*Your objective*:
Pull out every line containing the string "text".

>> Start Data in this exercise

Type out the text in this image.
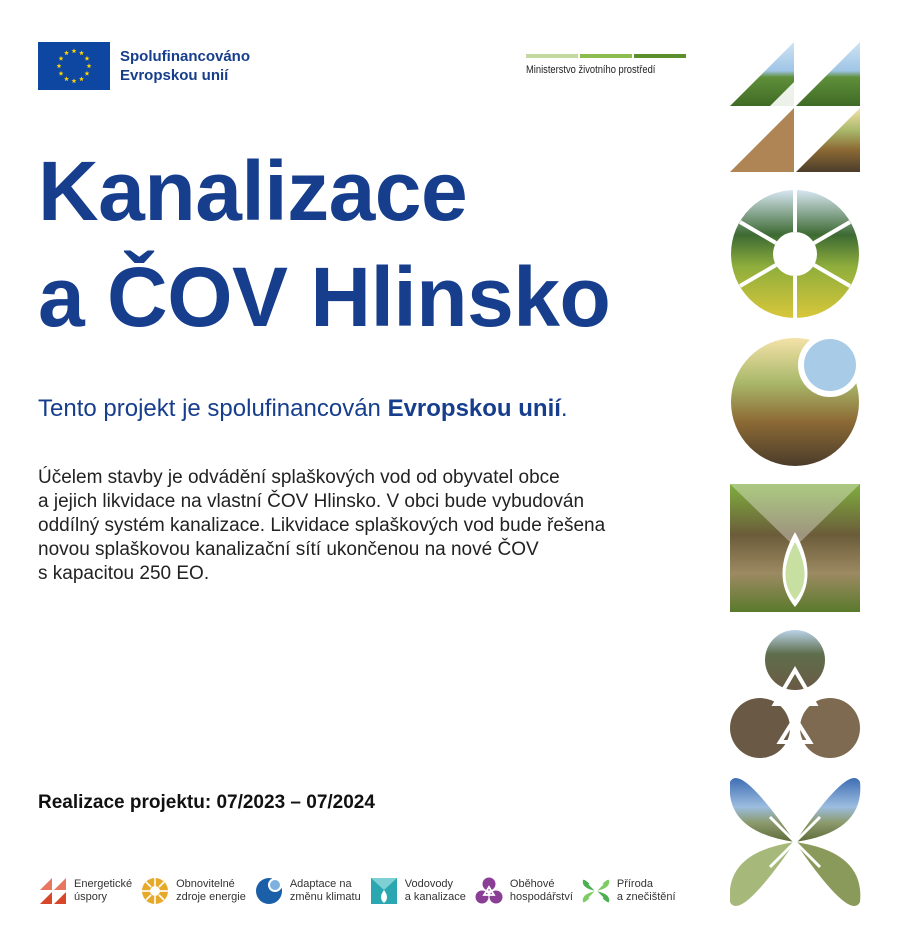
Spolufinancováno
Evropskou unií	Ministerstvo životního prostředí
Kanalizace
a ČOV Hlinsko
Tento projekt je spolufinancován Evropskou unií.
Účelem stavby je odvádění splaškových vod od obyvatel obce
a jejich likvidace na vlastní ČOV Hlinsko. V obci bude vybudován
oddílný systém kanalizace. Likvidace splaškových vod bude řešena
novou splaškovou kanalizační sítí ukončenou na nové ČOV
s kapacitou 250 EO.
Realizace projektu: 07/2023 – 07/2024
Energetické
úspory
Obnovitelné
zdroje energie
Adaptace na
změnu klimatu
Vodovody
a kanalizace
Oběhové
hospodářství
Příroda
a znečištění
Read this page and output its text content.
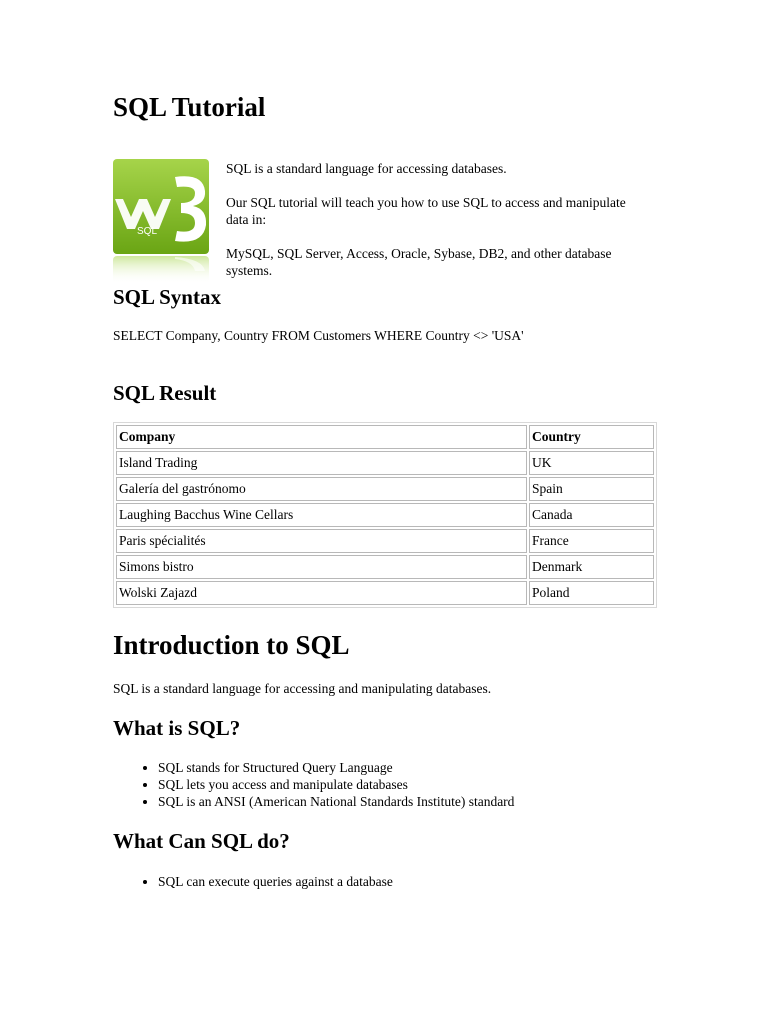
SQL Tutorial
SQL

SQL is a standard language for accessing databases.

Our SQL tutorial will teach you how to use SQL to access and manipulate data in:

MySQL, SQL Server, Access, Oracle, Sybase, DB2, and other database systems.

SQL Syntax
SELECT Company, Country FROM Customers WHERE Country <> 'USA'
SQL Result
Company	Country
Island Trading	UK
Galería del gastrónomo	Spain
Laughing Bacchus Wine Cellars	Canada
Paris spécialités	France
Simons bistro	Denmark
Wolski Zajazd	Poland
Introduction to SQL
SQL is a standard language for accessing and manipulating databases.
What is SQL?
• SQL stands for Structured Query Language
• SQL lets you access and manipulate databases
• SQL is an ANSI (American National Standards Institute) standard
What Can SQL do?
• SQL can execute queries against a database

>> End Data in this exercise

*Finished task*:
Type out the text in this image.
Read this page and output its text content.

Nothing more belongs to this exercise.